__WHAT YOU ARE ASKED TO DO__: Look through the listing below and report how many lines contain "type", as a bare number.

__AVAILABLE RECORDS__:
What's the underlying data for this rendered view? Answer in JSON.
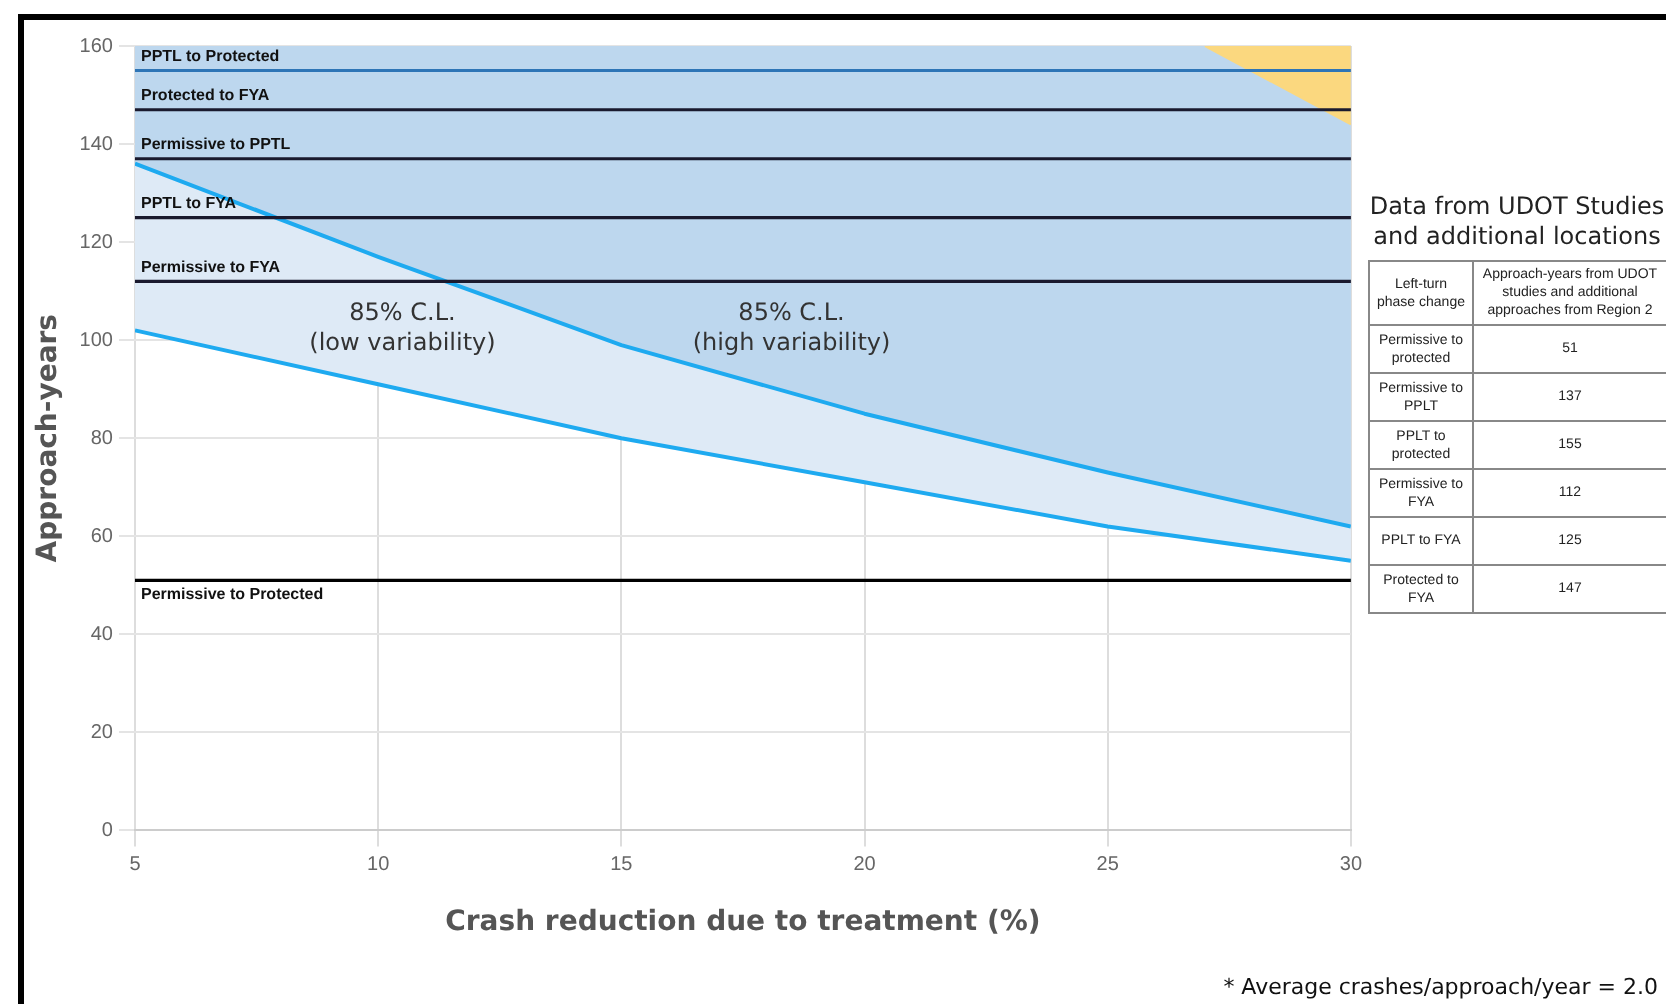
{
  "chart_data": [
    {
      "type": "line",
      "xlabel": "Crash reduction due to treatment (%)",
      "ylabel": "Approach-years",
      "x": [
        5,
        10,
        15,
        20,
        25,
        30
      ],
      "series": [
        {
          "type": "line",
          "color": "#1eaaf0",
          "values": [
            102,
            91,
            80,
            71,
            62,
            55
          ],
          "lower": [
            102,
            91,
            80,
            71,
            62,
            55
          ],
          "upper": [
            136,
            117,
            99,
            85,
            73,
            62
          ]
        },
        {
          "type": "line",
          "color": "#1eaaf0",
          "values": [
            136,
            117,
            99,
            85,
            73,
            62
          ],
          "lower": [
            136,
            117,
            99,
            85,
            73,
            62
          ],
          "upper": [
            160,
            160,
            160,
            160,
            160,
            160
          ]
        },
        {
          "type": "area",
          "color": "#fbd87f",
          "x": [
            27,
            30
          ],
          "values": [
            160,
            144
          ]
        }
      ],
      "xlim": [
        5,
        30
      ],
      "xticks": [
        5,
        10,
        15,
        20,
        25,
        30
      ],
      "ylim": [
        0,
        160
      ],
      "yticks": [
        0,
        20,
        40,
        60,
        80,
        100,
        120,
        140,
        160
      ],
      "grid": true,
      "marker": "none",
      "line_style": "solid",
      "ref_lines": [
        {
          "axis": "y",
          "value": 155,
          "label": "PPTL to Protected",
          "color": "#2e75b6"
        },
        {
          "axis": "y",
          "value": 147,
          "label": "Protected to FYA",
          "color": "#1a1a2e"
        },
        {
          "axis": "y",
          "value": 137,
          "label": "Permissive to PPTL",
          "color": "#1a1a2e"
        },
        {
          "axis": "y",
          "value": 125,
          "label": "PPTL to FYA",
          "color": "#1a1a2e"
        },
        {
          "axis": "y",
          "value": 112,
          "label": "Permissive to FYA",
          "color": "#1a1a2e"
        },
        {
          "axis": "y",
          "value": 51,
          "label": "Permissive to Protected",
          "color": "#000000"
        }
      ],
      "annotations": [
        "85% C.L.\n(low variability)",
        "85% C.L.\n(high variability)",
        "* Average crashes/approach/year = 2.0"
      ]
    },
    {
      "type": "other",
      "title": "Data from UDOT Studies and additional locations",
      "annotations": [
        "Left-turn phase change",
        "Approach-years from UDOT studies and additional approaches from Region 2"
      ],
      "categories": [
        "Permissive to protected",
        "Permissive to PPLT",
        "PPLT to protected",
        "Permissive to FYA",
        "PPLT to FYA",
        "Protected to FYA"
      ],
      "values": [
        51,
        137,
        155,
        112,
        125,
        147
      ],
      "data_labels": true
    }
  ]
}
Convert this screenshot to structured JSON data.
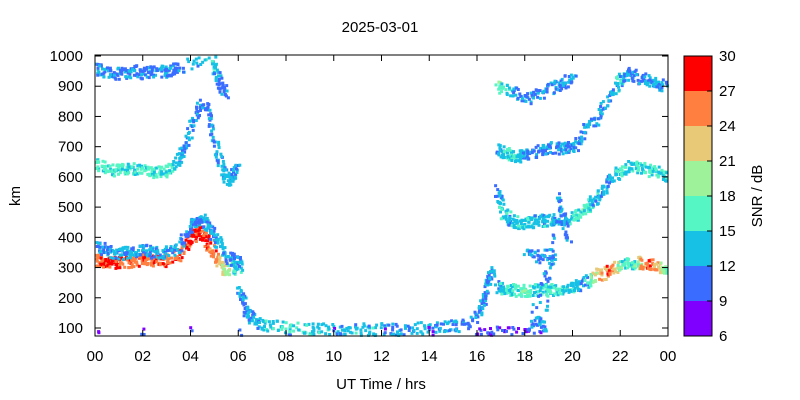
{
  "chart_data": {
    "type": "scatter",
    "title": "2025-03-01",
    "xlabel": "UT Time / hrs",
    "ylabel": "km",
    "xlim": [
      0,
      24
    ],
    "ylim": [
      80,
      1000
    ],
    "x_ticks": [
      "00",
      "02",
      "04",
      "06",
      "08",
      "10",
      "12",
      "14",
      "16",
      "18",
      "20",
      "22",
      "00"
    ],
    "y_ticks": [
      100,
      200,
      300,
      400,
      500,
      600,
      700,
      800,
      900,
      1000
    ],
    "colorbar": {
      "label": "SNR / dB",
      "min": 6,
      "max": 30,
      "ticks": [
        6,
        9,
        12,
        15,
        18,
        21,
        24,
        27,
        30
      ],
      "colors": [
        "#7f00ff",
        "#3a6cff",
        "#17c1e6",
        "#55f5c4",
        "#9ef29a",
        "#e8c978",
        "#ff7f41",
        "#ff0000"
      ]
    },
    "series": [
      {
        "points": [
          [
            0.0,
            330,
            27
          ],
          [
            0.3,
            325,
            27
          ],
          [
            0.6,
            322,
            28
          ],
          [
            1.0,
            320,
            27
          ],
          [
            1.5,
            325,
            26
          ],
          [
            2.0,
            330,
            27
          ],
          [
            2.5,
            322,
            27
          ],
          [
            3.0,
            330,
            26
          ],
          [
            3.5,
            350,
            27
          ],
          [
            4.0,
            400,
            28
          ],
          [
            4.3,
            430,
            28
          ],
          [
            4.6,
            400,
            27
          ],
          [
            5.0,
            340,
            25
          ],
          [
            5.3,
            300,
            22
          ],
          [
            5.7,
            300,
            17
          ],
          [
            6.0,
            310,
            14
          ]
        ]
      },
      {
        "points": [
          [
            0.0,
            370,
            12
          ],
          [
            0.5,
            360,
            12
          ],
          [
            1.0,
            350,
            13
          ],
          [
            1.5,
            355,
            12
          ],
          [
            2.0,
            360,
            12
          ],
          [
            2.5,
            350,
            13
          ],
          [
            3.0,
            355,
            12
          ],
          [
            3.5,
            370,
            12
          ],
          [
            4.0,
            440,
            12
          ],
          [
            4.3,
            470,
            11
          ],
          [
            4.7,
            440,
            12
          ],
          [
            5.0,
            400,
            12
          ],
          [
            5.5,
            340,
            12
          ],
          [
            6.0,
            320,
            12
          ]
        ]
      },
      {
        "points": [
          [
            0.0,
            650,
            16
          ],
          [
            0.5,
            630,
            16
          ],
          [
            1.0,
            625,
            16
          ],
          [
            1.5,
            630,
            15
          ],
          [
            2.0,
            625,
            16
          ],
          [
            2.5,
            620,
            15
          ],
          [
            3.0,
            625,
            16
          ],
          [
            3.5,
            660,
            13
          ],
          [
            3.8,
            720,
            12
          ],
          [
            4.2,
            820,
            11
          ],
          [
            4.6,
            850,
            11
          ],
          [
            5.0,
            720,
            12
          ],
          [
            5.3,
            620,
            13
          ],
          [
            5.6,
            590,
            13
          ],
          [
            5.9,
            630,
            12
          ]
        ]
      },
      {
        "points": [
          [
            0.0,
            960,
            12
          ],
          [
            0.5,
            950,
            12
          ],
          [
            1.0,
            945,
            11
          ],
          [
            1.5,
            955,
            12
          ],
          [
            2.0,
            945,
            11
          ],
          [
            2.5,
            955,
            12
          ],
          [
            3.0,
            950,
            12
          ],
          [
            3.4,
            965,
            11
          ],
          [
            4.9,
            1000,
            15
          ],
          [
            5.1,
            930,
            12
          ],
          [
            5.4,
            880,
            11
          ]
        ]
      },
      {
        "points": [
          [
            6.0,
            220,
            12
          ],
          [
            6.3,
            160,
            12
          ],
          [
            6.6,
            130,
            13
          ],
          [
            7.0,
            115,
            14
          ],
          [
            8.0,
            105,
            15
          ],
          [
            9.0,
            100,
            14
          ],
          [
            10.0,
            100,
            13
          ],
          [
            11.0,
            100,
            14
          ],
          [
            12.0,
            100,
            13
          ],
          [
            13.0,
            100,
            13
          ],
          [
            14.0,
            105,
            13
          ],
          [
            15.0,
            110,
            12
          ],
          [
            15.8,
            125,
            12
          ],
          [
            16.2,
            180,
            12
          ],
          [
            16.4,
            260,
            12
          ],
          [
            16.6,
            290,
            12
          ]
        ]
      },
      {
        "points": [
          [
            0.0,
            88,
            9
          ],
          [
            2.0,
            88,
            9
          ],
          [
            4.0,
            88,
            9
          ],
          [
            6.0,
            88,
            9
          ],
          [
            8.0,
            88,
            9
          ],
          [
            10.0,
            88,
            9
          ],
          [
            12.0,
            88,
            9
          ],
          [
            14.0,
            88,
            9
          ],
          [
            16.0,
            88,
            9
          ],
          [
            17.0,
            88,
            9
          ],
          [
            18.5,
            88,
            9
          ]
        ]
      },
      {
        "points": [
          [
            16.8,
            240,
            12
          ],
          [
            17.2,
            230,
            16
          ],
          [
            17.6,
            230,
            15
          ],
          [
            18.0,
            225,
            17
          ],
          [
            18.5,
            230,
            15
          ],
          [
            19.0,
            230,
            16
          ],
          [
            19.5,
            230,
            15
          ],
          [
            20.0,
            240,
            14
          ],
          [
            20.5,
            255,
            12
          ],
          [
            21.0,
            280,
            22
          ],
          [
            21.5,
            290,
            26
          ],
          [
            22.0,
            315,
            17
          ],
          [
            22.5,
            320,
            14
          ],
          [
            23.0,
            320,
            27
          ],
          [
            23.5,
            310,
            24
          ],
          [
            24.0,
            295,
            16
          ]
        ]
      },
      {
        "points": [
          [
            16.8,
            560,
            12
          ],
          [
            17.0,
            490,
            14
          ],
          [
            17.4,
            460,
            13
          ],
          [
            17.8,
            450,
            15
          ],
          [
            18.2,
            455,
            14
          ],
          [
            18.6,
            460,
            13
          ],
          [
            19.0,
            460,
            14
          ],
          [
            19.5,
            465,
            12
          ],
          [
            20.0,
            470,
            15
          ],
          [
            20.4,
            490,
            17
          ],
          [
            20.8,
            520,
            14
          ],
          [
            21.2,
            560,
            13
          ],
          [
            21.6,
            600,
            12
          ],
          [
            22.0,
            630,
            16
          ],
          [
            22.5,
            640,
            14
          ],
          [
            23.0,
            630,
            15
          ],
          [
            23.5,
            620,
            16
          ],
          [
            24.0,
            600,
            13
          ]
        ]
      },
      {
        "points": [
          [
            16.8,
            700,
            12
          ],
          [
            17.2,
            680,
            16
          ],
          [
            17.6,
            670,
            14
          ],
          [
            18.0,
            680,
            12
          ],
          [
            18.5,
            690,
            11
          ],
          [
            19.0,
            700,
            12
          ],
          [
            19.5,
            700,
            11
          ],
          [
            20.0,
            700,
            12
          ],
          [
            20.5,
            760,
            13
          ],
          [
            21.0,
            800,
            12
          ],
          [
            21.5,
            860,
            12
          ],
          [
            21.9,
            920,
            14
          ],
          [
            22.3,
            950,
            12
          ],
          [
            22.8,
            930,
            11
          ],
          [
            23.3,
            920,
            12
          ],
          [
            23.8,
            900,
            12
          ]
        ]
      },
      {
        "points": [
          [
            16.8,
            900,
            18
          ],
          [
            17.5,
            880,
            12
          ],
          [
            18.2,
            860,
            11
          ],
          [
            18.8,
            890,
            12
          ],
          [
            19.5,
            910,
            11
          ],
          [
            20.0,
            930,
            12
          ],
          [
            18.0,
            350,
            12
          ],
          [
            18.6,
            340,
            11
          ],
          [
            19.2,
            350,
            13
          ],
          [
            18.2,
            130,
            12
          ],
          [
            18.8,
            110,
            13
          ],
          [
            19.3,
            540,
            12
          ],
          [
            19.8,
            400,
            11
          ]
        ]
      }
    ]
  }
}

__OUTPUT__: 6